Only the number is wanted: count the lines that include the word "élimination".

***

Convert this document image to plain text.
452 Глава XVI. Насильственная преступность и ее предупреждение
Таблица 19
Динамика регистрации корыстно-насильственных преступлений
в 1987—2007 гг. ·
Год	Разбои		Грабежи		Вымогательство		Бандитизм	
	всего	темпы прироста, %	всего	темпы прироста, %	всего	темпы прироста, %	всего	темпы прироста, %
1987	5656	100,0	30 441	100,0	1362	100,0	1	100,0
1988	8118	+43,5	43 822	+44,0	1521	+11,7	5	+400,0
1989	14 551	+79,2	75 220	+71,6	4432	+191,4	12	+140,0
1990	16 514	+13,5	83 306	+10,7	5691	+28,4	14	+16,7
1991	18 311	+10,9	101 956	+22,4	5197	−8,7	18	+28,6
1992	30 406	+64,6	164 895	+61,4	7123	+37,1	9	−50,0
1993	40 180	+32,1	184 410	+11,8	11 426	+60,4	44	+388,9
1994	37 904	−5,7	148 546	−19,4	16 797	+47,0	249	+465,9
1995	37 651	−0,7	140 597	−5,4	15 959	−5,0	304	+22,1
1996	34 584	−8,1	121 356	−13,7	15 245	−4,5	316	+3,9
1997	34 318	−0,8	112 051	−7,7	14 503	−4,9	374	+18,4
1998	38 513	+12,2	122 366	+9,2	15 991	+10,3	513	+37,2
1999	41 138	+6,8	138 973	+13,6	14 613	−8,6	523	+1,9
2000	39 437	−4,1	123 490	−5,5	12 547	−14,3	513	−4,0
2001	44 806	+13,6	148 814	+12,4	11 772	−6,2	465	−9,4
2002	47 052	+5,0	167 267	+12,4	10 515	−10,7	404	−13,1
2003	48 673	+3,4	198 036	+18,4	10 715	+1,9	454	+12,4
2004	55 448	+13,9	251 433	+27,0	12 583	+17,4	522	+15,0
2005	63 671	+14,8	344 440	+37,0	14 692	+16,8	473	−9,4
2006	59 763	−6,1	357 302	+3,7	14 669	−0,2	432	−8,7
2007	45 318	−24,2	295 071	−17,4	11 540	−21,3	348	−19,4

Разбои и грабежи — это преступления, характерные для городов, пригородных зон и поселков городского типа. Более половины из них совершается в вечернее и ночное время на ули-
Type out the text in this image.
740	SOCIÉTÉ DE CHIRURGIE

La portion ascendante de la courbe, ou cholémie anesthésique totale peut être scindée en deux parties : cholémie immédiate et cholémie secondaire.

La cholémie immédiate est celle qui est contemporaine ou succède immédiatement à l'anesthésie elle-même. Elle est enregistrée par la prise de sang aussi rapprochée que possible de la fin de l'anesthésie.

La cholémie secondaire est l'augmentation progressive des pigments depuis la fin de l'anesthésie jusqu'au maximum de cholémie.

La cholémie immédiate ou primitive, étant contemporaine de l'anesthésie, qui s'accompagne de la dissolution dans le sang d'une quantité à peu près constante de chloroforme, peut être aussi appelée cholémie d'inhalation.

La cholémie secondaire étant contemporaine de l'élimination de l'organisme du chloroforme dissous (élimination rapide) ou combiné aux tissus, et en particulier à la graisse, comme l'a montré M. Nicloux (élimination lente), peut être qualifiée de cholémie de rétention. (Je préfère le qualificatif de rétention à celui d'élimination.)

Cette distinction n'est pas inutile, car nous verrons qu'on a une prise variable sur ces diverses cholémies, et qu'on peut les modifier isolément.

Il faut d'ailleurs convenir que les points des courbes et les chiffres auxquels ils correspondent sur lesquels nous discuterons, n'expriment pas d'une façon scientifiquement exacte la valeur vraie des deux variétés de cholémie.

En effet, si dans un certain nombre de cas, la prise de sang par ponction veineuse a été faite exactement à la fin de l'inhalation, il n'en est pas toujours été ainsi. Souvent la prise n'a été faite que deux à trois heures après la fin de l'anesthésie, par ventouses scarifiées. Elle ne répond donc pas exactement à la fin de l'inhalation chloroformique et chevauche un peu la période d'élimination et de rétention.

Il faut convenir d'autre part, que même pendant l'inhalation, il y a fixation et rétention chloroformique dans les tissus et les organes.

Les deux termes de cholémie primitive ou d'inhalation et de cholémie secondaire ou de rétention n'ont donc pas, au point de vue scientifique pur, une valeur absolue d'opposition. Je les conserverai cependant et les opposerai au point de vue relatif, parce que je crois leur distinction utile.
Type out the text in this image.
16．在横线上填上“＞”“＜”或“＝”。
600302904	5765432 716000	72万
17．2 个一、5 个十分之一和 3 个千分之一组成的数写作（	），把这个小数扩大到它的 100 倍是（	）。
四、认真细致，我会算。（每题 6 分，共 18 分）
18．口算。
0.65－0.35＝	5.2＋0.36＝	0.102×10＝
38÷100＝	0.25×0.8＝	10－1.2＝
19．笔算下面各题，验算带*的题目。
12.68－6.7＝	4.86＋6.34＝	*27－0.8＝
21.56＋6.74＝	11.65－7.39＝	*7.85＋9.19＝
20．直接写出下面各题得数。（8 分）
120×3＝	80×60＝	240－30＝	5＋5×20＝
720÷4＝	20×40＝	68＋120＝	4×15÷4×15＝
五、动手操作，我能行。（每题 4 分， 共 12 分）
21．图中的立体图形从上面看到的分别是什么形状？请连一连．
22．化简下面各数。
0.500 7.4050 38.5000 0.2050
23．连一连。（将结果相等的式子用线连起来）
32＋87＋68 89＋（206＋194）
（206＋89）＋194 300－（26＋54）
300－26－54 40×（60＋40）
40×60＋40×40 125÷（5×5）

***

◆ SOLUTION TO THE EXERCISE
2